**Given text**.
──────

Uniform Convergence of Gradients for Non-convex Learning and Optimization

August 13, 2018, 10:00 AM - 10:30 AM

Location:

Iacocca Hall

Lehigh University

Bethlehem PA

Click here for map.

Karthik Sridharan, Cornell University

We introduce vector-valued Rademacher complexities as a user-friendly tool to bound the rate at which refined properties of the empirical risk such as gradients and Hessians converge to their population counterparts in non-convex settings. Our tools are simple, composable, and allow one to derive dimension-free uniform convergence bounds for gradients and hessians in a diverse range of non-convex learning problems under a robust set of assumptions. As an application of our techniques, we give a new analysis of batch gradient descent methods for non-convex generalized linear models and non-convex robust regression models, showing how to use any algorithm that finds approximate stationary points to obtain optimal sample complexity both in high (possibly infinite)- and low-dimensional regimes. This analysis applies under weaker distributional assumptions than in past works and applies even when multiple passes over the dataset are allowed. Moving beyond smooth models we show - in contrast to the smooth case - even for simple models such as a single ReLU it is not possible to obtain dimension-independent convergence rates for gradients in the worst case. On the positive side, we show that it is still possible to obtain dimension-independent rates for this and other non-smooth models under a new type of distributional assumption.

──────

**Task data**.

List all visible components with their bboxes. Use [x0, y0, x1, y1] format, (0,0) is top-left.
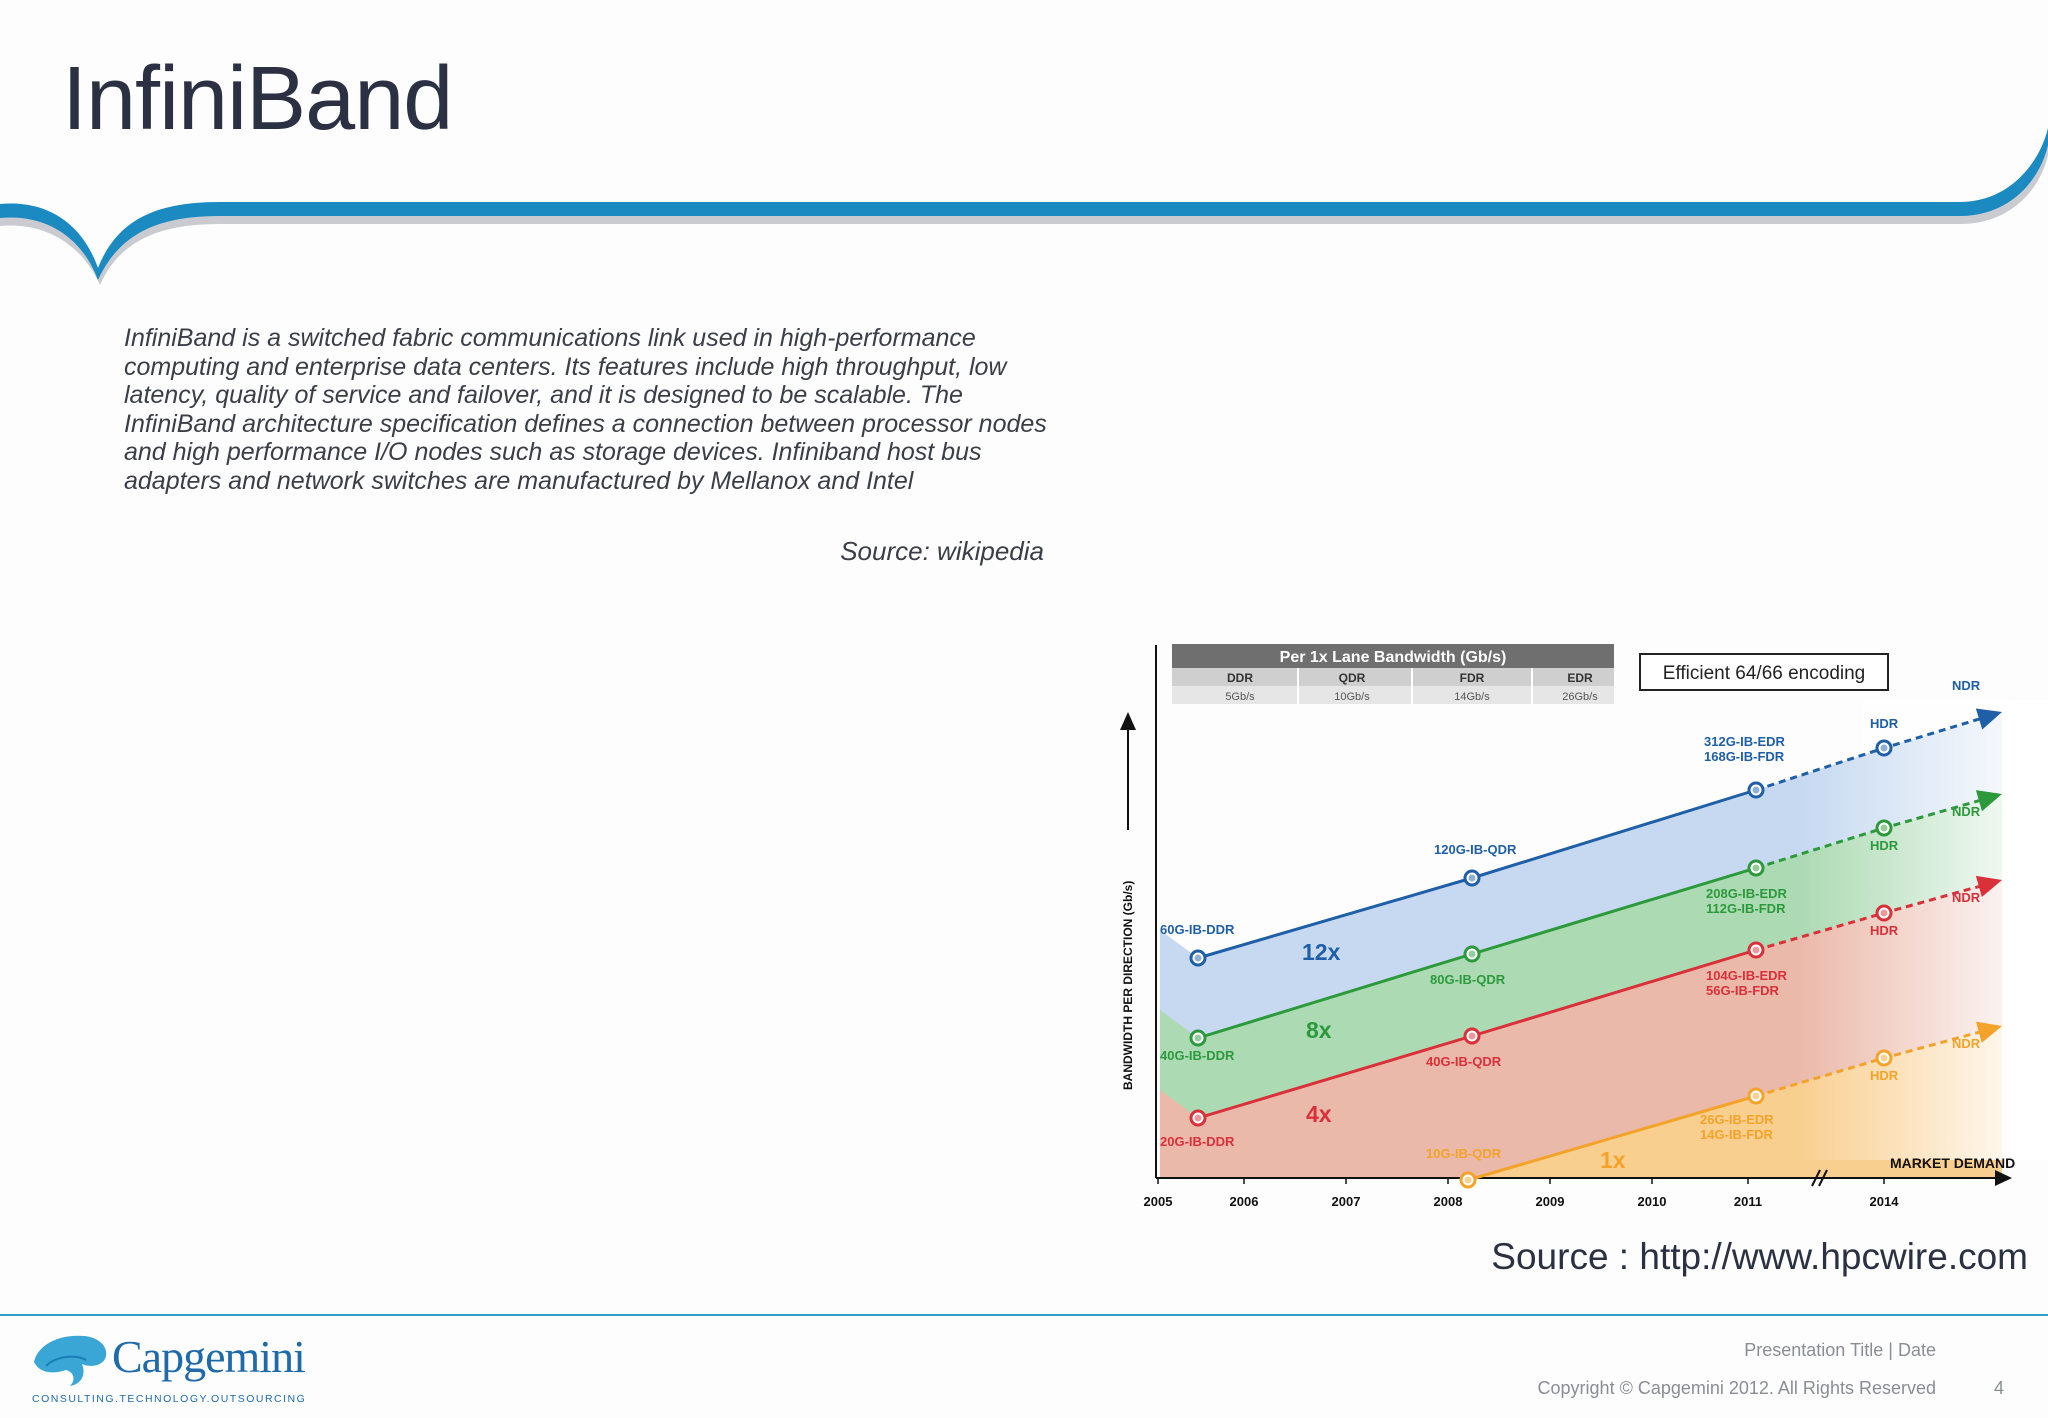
- data-point-core: [1468, 874, 1476, 882]
- table-value: 14Gb/s: [1454, 691, 1490, 703]
- data-point-core: [1752, 946, 1760, 954]
- infiniband-roadmap-chart: BANDWIDTH PER DIRECTION (Gb/s) Per 1x La…: [1120, 644, 2048, 1209]
- end-label: NDR: [1952, 890, 1981, 905]
- point-label: HDR: [1870, 923, 1899, 938]
- data-point-core: [1194, 954, 1202, 962]
- footer-divider: [0, 1314, 2048, 1316]
- multiplier-label: 4x: [1306, 1101, 1332, 1127]
- page-number: 4: [1993, 1378, 2004, 1398]
- axis-break-mark: [1811, 1169, 1821, 1187]
- table-title: Per 1x Lane Bandwidth (Gb/s): [1280, 649, 1507, 666]
- data-point-core: [1752, 864, 1760, 872]
- point-label: 40G-IB-DDR: [1160, 1048, 1235, 1063]
- data-point-core: [1880, 744, 1888, 752]
- x-tick-label: 2008: [1434, 1194, 1463, 1209]
- svg-text:Capgemini: Capgemini: [112, 1331, 305, 1382]
- point-label: 112G-IB-FDR: [1706, 901, 1786, 916]
- svg-text:CONSULTING.TECHNOLOGY.OUTSOURC: CONSULTING.TECHNOLOGY.OUTSOURCING: [32, 1393, 306, 1405]
- point-label: 60G-IB-DDR: [1160, 922, 1235, 937]
- point-label: 56G-IB-FDR: [1706, 983, 1780, 998]
- point-label: 168G-IB-FDR: [1704, 749, 1785, 764]
- table-header: EDR: [1567, 671, 1593, 685]
- multiplier-label: 8x: [1306, 1017, 1332, 1043]
- point-label: HDR: [1870, 1068, 1899, 1083]
- point-label: HDR: [1870, 838, 1899, 853]
- header-swoosh: [0, 128, 2048, 285]
- data-point-core: [1752, 1092, 1760, 1100]
- data-point-core: [1880, 909, 1888, 917]
- point-label: 14G-IB-FDR: [1700, 1127, 1774, 1142]
- point-label: 104G-IB-EDR: [1706, 968, 1788, 983]
- source-wikipedia: Source: wikipedia: [840, 536, 1044, 566]
- capgemini-logo: Capgemini CONSULTING.TECHNOLOGY.OUTSOURC…: [32, 1331, 306, 1405]
- point-label: 10G-IB-QDR: [1426, 1146, 1502, 1161]
- data-point-core: [1194, 1114, 1202, 1122]
- data-point-core: [1468, 1032, 1476, 1040]
- multiplier-label: 12x: [1302, 939, 1341, 965]
- x-axis-arrow: [1995, 1170, 2012, 1186]
- series-arrow-12x: [1975, 708, 2002, 730]
- table-value: 5Gb/s: [1225, 691, 1255, 703]
- series-arrow-8x: [1975, 790, 2002, 812]
- point-label: 20G-IB-DDR: [1160, 1134, 1235, 1149]
- presentation-title-date: Presentation Title | Date: [1744, 1340, 1936, 1360]
- encoding-note: Efficient 64/66 encoding: [1663, 663, 1865, 684]
- y-axis-label: BANDWIDTH PER DIRECTION (Gb/s): [1121, 881, 1135, 1090]
- point-label: 208G-IB-EDR: [1706, 886, 1788, 901]
- series-arrow-4x: [1975, 875, 2002, 898]
- table-value: 26Gb/s: [1562, 691, 1598, 703]
- body-paragraph: InfiniBand is a switched fabric communic…: [124, 324, 1047, 495]
- point-label: HDR: [1870, 716, 1899, 731]
- table-header: FDR: [1460, 671, 1485, 685]
- lane-bandwidth-table: Per 1x Lane Bandwidth (Gb/s) DDR 5Gb/s QDR…: [1172, 644, 1614, 704]
- data-point-core: [1464, 1176, 1472, 1184]
- y-axis-arrow: [1120, 712, 1136, 730]
- series-line-1x: [1467, 1094, 1757, 1182]
- encoding-note-box: [1639, 653, 1889, 691]
- data-point-core: [1194, 1034, 1202, 1042]
- data-point-core: [1880, 824, 1888, 832]
- x-tick-label: 2010: [1638, 1194, 1667, 1209]
- x-tick-label: 2014: [1870, 1194, 1900, 1209]
- table-header: DDR: [1227, 671, 1253, 685]
- point-label: 120G-IB-QDR: [1434, 842, 1517, 857]
- table-value: 10Gb/s: [1334, 691, 1370, 703]
- point-label: 26G-IB-EDR: [1700, 1112, 1774, 1127]
- x-tick-label: 2005: [1144, 1194, 1173, 1209]
- end-label: NDR: [1952, 678, 1981, 693]
- table-header: QDR: [1339, 671, 1366, 685]
- data-point-core: [1752, 786, 1760, 794]
- spade-icon: [34, 1335, 107, 1386]
- slide-title: InfiniBand: [62, 49, 453, 149]
- point-label: 80G-IB-QDR: [1430, 972, 1506, 987]
- x-tick-label: 2011: [1734, 1194, 1762, 1209]
- data-point-core: [1468, 950, 1476, 958]
- end-label: NDR: [1952, 804, 1981, 819]
- series-arrow-1x: [1975, 1021, 2002, 1043]
- x-tick-label: 2006: [1230, 1194, 1259, 1209]
- x-tick-label: 2007: [1332, 1194, 1361, 1209]
- chart-source: Source : http://www.hpcwire.com: [1491, 1236, 2028, 1277]
- copyright: Copyright © Capgemini 2012. All Rights R…: [1537, 1378, 1936, 1398]
- x-axis-label: MARKET DEMAND: [1890, 1155, 2015, 1171]
- point-label: 312G-IB-EDR: [1704, 734, 1786, 749]
- x-tick-label: 2009: [1536, 1194, 1565, 1209]
- data-point-core: [1880, 1054, 1888, 1062]
- multiplier-label: 1x: [1600, 1147, 1626, 1173]
- point-label: 40G-IB-QDR: [1426, 1054, 1502, 1069]
- end-label: NDR: [1952, 1036, 1981, 1051]
- axis-break-mark: [1818, 1169, 1828, 1187]
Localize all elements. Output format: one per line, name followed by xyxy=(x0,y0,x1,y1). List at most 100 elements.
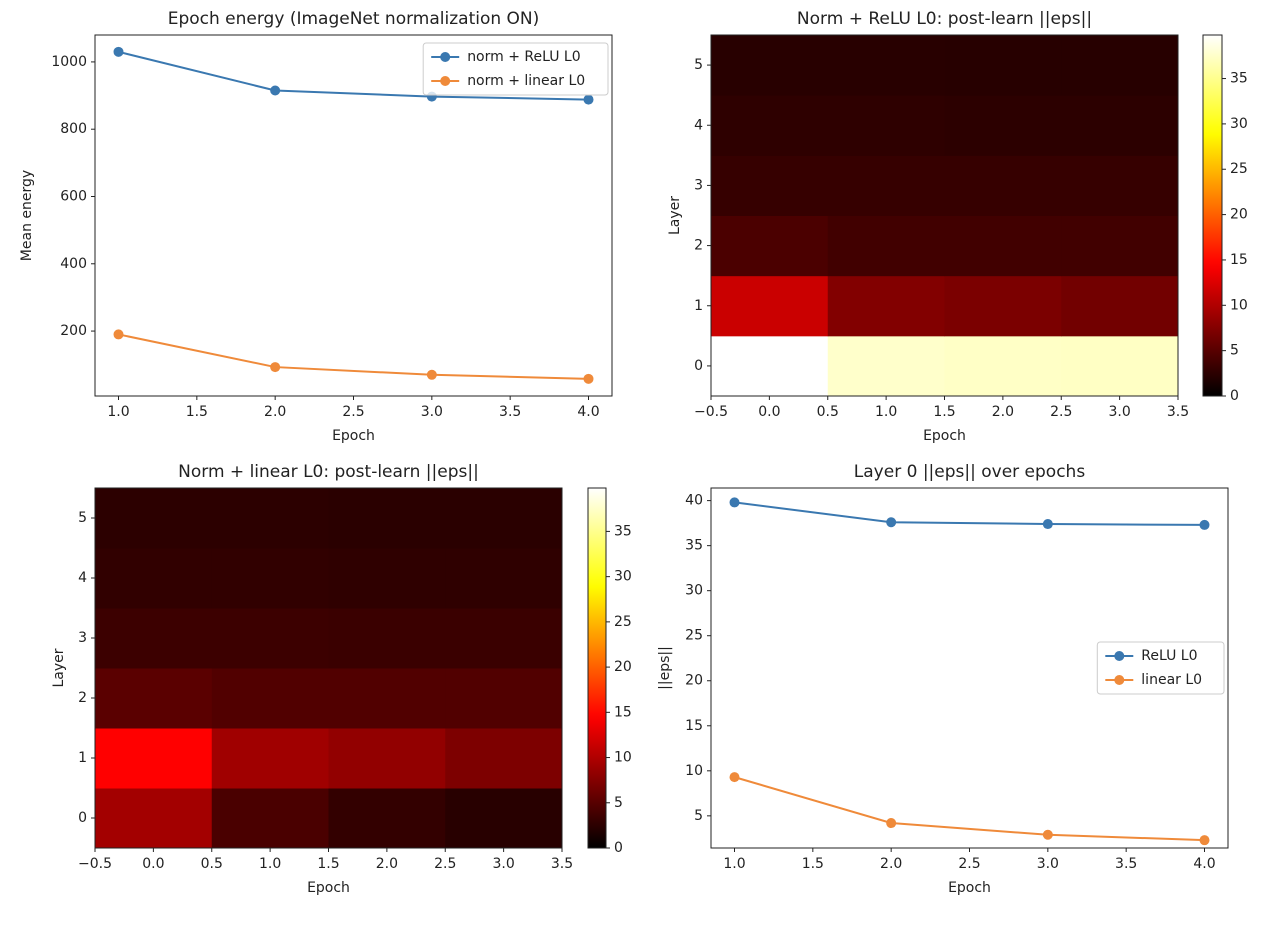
point xyxy=(729,497,740,508)
heatmap-cell xyxy=(95,728,213,789)
colorbar-tick-label: 35 xyxy=(1230,71,1248,87)
heatmap-cell xyxy=(827,155,945,216)
point xyxy=(1042,519,1053,530)
y-tick-label: 35 xyxy=(685,538,703,554)
colorbar-tick-label: 10 xyxy=(614,750,632,766)
x-tick-label: 3.5 xyxy=(1167,404,1189,420)
point xyxy=(270,85,281,96)
heatmap-cell xyxy=(211,608,329,669)
x-axis-label: Epoch xyxy=(923,428,966,444)
heatmap-cell xyxy=(944,215,1062,277)
x-tick-label: 3.5 xyxy=(551,856,573,872)
y-tick-label: 1 xyxy=(78,750,87,766)
y-tick-label: 200 xyxy=(60,323,87,339)
x-tick-label: −0.5 xyxy=(78,856,112,872)
heatmap-cell xyxy=(944,335,1062,397)
x-tick-label: 3.5 xyxy=(1115,856,1137,872)
colorbar-tick-label: 0 xyxy=(614,840,623,856)
x-tick-label: 1.0 xyxy=(875,404,897,420)
heatmap-cell xyxy=(445,548,563,609)
x-tick-label: 0.5 xyxy=(201,856,223,872)
heatmap-cell xyxy=(328,788,446,849)
colorbar-tick-label: 10 xyxy=(1230,297,1248,313)
heatmap-cell xyxy=(827,335,945,397)
y-tick-label: 5 xyxy=(694,57,703,73)
heatmap-cell xyxy=(211,668,329,729)
heatmap-cell xyxy=(445,788,563,849)
y-tick-label: 30 xyxy=(685,583,703,599)
x-tick-label: 2.0 xyxy=(992,404,1014,420)
heatmap-cell xyxy=(445,608,563,669)
colorbar-tick-label: 30 xyxy=(614,569,632,585)
x-tick-label: 2.5 xyxy=(342,404,364,420)
colorbar-tick-label: 5 xyxy=(1230,343,1239,359)
heatmap-cell xyxy=(95,668,213,729)
x-tick-label: 1.5 xyxy=(186,404,208,420)
colorbar-tick-label: 35 xyxy=(614,523,632,539)
heatmap-cell xyxy=(211,788,329,849)
heatmap-cell xyxy=(711,35,829,96)
series-line xyxy=(734,776,1205,842)
heatmap-cell xyxy=(445,728,563,789)
heatmap-cell xyxy=(211,548,329,609)
series-line xyxy=(734,501,1205,526)
y-tick-label: 2 xyxy=(78,690,87,706)
point xyxy=(886,517,897,528)
point xyxy=(1199,519,1210,530)
heatmap-cell xyxy=(944,35,1062,96)
y-tick-label: 25 xyxy=(685,628,703,644)
y-axis-label: Mean energy xyxy=(19,170,35,261)
y-tick-label: 1 xyxy=(694,298,703,314)
heatmap-cell xyxy=(827,95,945,156)
x-tick-label: 0.0 xyxy=(142,856,164,872)
chart-title: Epoch energy (ImageNet normalization ON) xyxy=(168,9,540,29)
colorbar xyxy=(587,487,607,849)
x-tick-label: 1.0 xyxy=(259,856,281,872)
heatmap-cell xyxy=(95,788,213,849)
heatmap-cell xyxy=(328,488,446,549)
legend-label: norm + linear L0 xyxy=(467,73,585,89)
x-tick-label: 1.0 xyxy=(723,856,745,872)
y-tick-label: 2 xyxy=(694,238,703,254)
heatmap-cell xyxy=(1061,275,1179,337)
y-tick-label: 20 xyxy=(685,673,703,689)
point xyxy=(729,772,740,783)
heatmap-cell xyxy=(711,155,829,216)
y-axis-label: ||eps|| xyxy=(657,646,673,690)
x-axis-label: Epoch xyxy=(332,428,375,444)
heatmap-cell xyxy=(445,488,563,549)
heatmap-cell xyxy=(827,275,945,337)
axes-frame xyxy=(710,487,1229,849)
heatmap-cell xyxy=(1061,95,1179,156)
x-tick-label: 3.5 xyxy=(499,404,521,420)
x-tick-label: 2.0 xyxy=(264,404,286,420)
y-tick-label: 5 xyxy=(78,510,87,526)
x-tick-label: 2.0 xyxy=(880,856,902,872)
y-axis-label: Layer xyxy=(667,196,683,235)
y-tick-label: 800 xyxy=(60,121,87,137)
heatmap-cell xyxy=(328,668,446,729)
series-line xyxy=(118,333,589,380)
point xyxy=(113,329,124,340)
x-axis-label: Epoch xyxy=(307,880,350,896)
y-tick-label: 600 xyxy=(60,188,87,204)
heatmap-cell xyxy=(711,95,829,156)
y-axis-label: Layer xyxy=(51,648,67,687)
y-tick-label: 40 xyxy=(685,493,703,509)
x-tick-label: −0.5 xyxy=(694,404,728,420)
colorbar-tick-label: 25 xyxy=(614,614,632,630)
legend-label: norm + ReLU L0 xyxy=(467,49,580,65)
x-tick-label: 3.0 xyxy=(492,856,514,872)
heatmap-cell xyxy=(95,488,213,549)
chart-title: Norm + ReLU L0: post-learn ||eps|| xyxy=(797,9,1092,29)
heatmap-cell xyxy=(944,95,1062,156)
heatmap-cell xyxy=(211,488,329,549)
heatmap-cell xyxy=(328,728,446,789)
y-tick-label: 10 xyxy=(685,763,703,779)
x-tick-label: 1.5 xyxy=(317,856,339,872)
y-tick-label: 4 xyxy=(78,570,87,586)
heatmap-cell xyxy=(1061,35,1179,96)
heatmap-cell xyxy=(1061,335,1179,397)
y-tick-label: 5 xyxy=(694,808,703,824)
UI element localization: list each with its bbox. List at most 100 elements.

──────

**The tasks**.
- A) Answer these questions about the talk announcement, one answer per line:
(i) With which university is the speaker affiliated?
(ii) In which hall is the talk held?
(iii) For what simple model does the announcement say dimension-independent convergence rates for gradients cannot be obtained in the worst case?
- B) Please output, unchanged, the part of the records that opens with the line containing "- data-point-core: [1468, 874, 1476, 882]" and closes with the line containing "- series-arrow-8x: [1975, 790, 2002, 812]", including both of those lines.

**Solved tasks**.
- A)
(i) Cornell University
(ii) Iacocca Hall
(iii) A single ReLU

- B)
- data-point-core: [1468, 874, 1476, 882]
- table-value: 14Gb/s: [1454, 691, 1490, 703]
- data-point-core: [1752, 946, 1760, 954]
- infiniband-roadmap-chart: BANDWIDTH PER DIRECTION (Gb/s) Per 1x La…: [1120, 644, 2048, 1209]
- end-label: NDR: [1952, 890, 1981, 905]
- point-label: HDR: [1870, 923, 1899, 938]
- data-point-core: [1194, 954, 1202, 962]
- footer-divider: [0, 1314, 2048, 1316]
- multiplier-label: 4x: [1306, 1101, 1332, 1127]
- page-number: 4: [1993, 1378, 2004, 1398]
- axis-break-mark: [1811, 1169, 1821, 1187]
- table-title: Per 1x Lane Bandwidth (Gb/s): [1280, 649, 1507, 666]
- data-point-core: [1752, 864, 1760, 872]
- point-label: 40G-IB-DDR: [1160, 1048, 1235, 1063]
- data-point-core: [1880, 744, 1888, 752]
- x-tick-label: 2008: [1434, 1194, 1463, 1209]
- svg-text:Capgemini: Capgemini: [112, 1331, 305, 1382]
- point-label: 112G-IB-FDR: [1706, 901, 1786, 916]
- svg-text:CONSULTING.TECHNOLOGY.OUTSOURC: CONSULTING.TECHNOLOGY.OUTSOURCING: [32, 1393, 306, 1405]
- point-label: 60G-IB-DDR: [1160, 922, 1235, 937]
- point-label: 56G-IB-FDR: [1706, 983, 1780, 998]
- point-label: 168G-IB-FDR: [1704, 749, 1785, 764]
- table-header: EDR: [1567, 671, 1593, 685]
- multiplier-label: 8x: [1306, 1017, 1332, 1043]
- point-label: HDR: [1870, 1068, 1899, 1083]
- point-label: HDR: [1870, 838, 1899, 853]
- header-swoosh: [0, 128, 2048, 285]
- data-point-core: [1752, 1092, 1760, 1100]
- data-point-core: [1880, 909, 1888, 917]
- point-label: 14G-IB-FDR: [1700, 1127, 1774, 1142]
- point-label: 104G-IB-EDR: [1706, 968, 1788, 983]
- source-wikipedia: Source: wikipedia: [840, 536, 1044, 566]
- capgemini-logo: Capgemini CONSULTING.TECHNOLOGY.OUTSOURC…: [32, 1331, 306, 1405]
- point-label: 10G-IB-QDR: [1426, 1146, 1502, 1161]
- data-point-core: [1194, 1114, 1202, 1122]
- data-point-core: [1468, 1032, 1476, 1040]
- multiplier-label: 12x: [1302, 939, 1341, 965]
- x-axis-arrow: [1995, 1170, 2012, 1186]
- series-arrow-12x: [1975, 708, 2002, 730]
- table-value: 5Gb/s: [1225, 691, 1255, 703]
- series-arrow-8x: [1975, 790, 2002, 812]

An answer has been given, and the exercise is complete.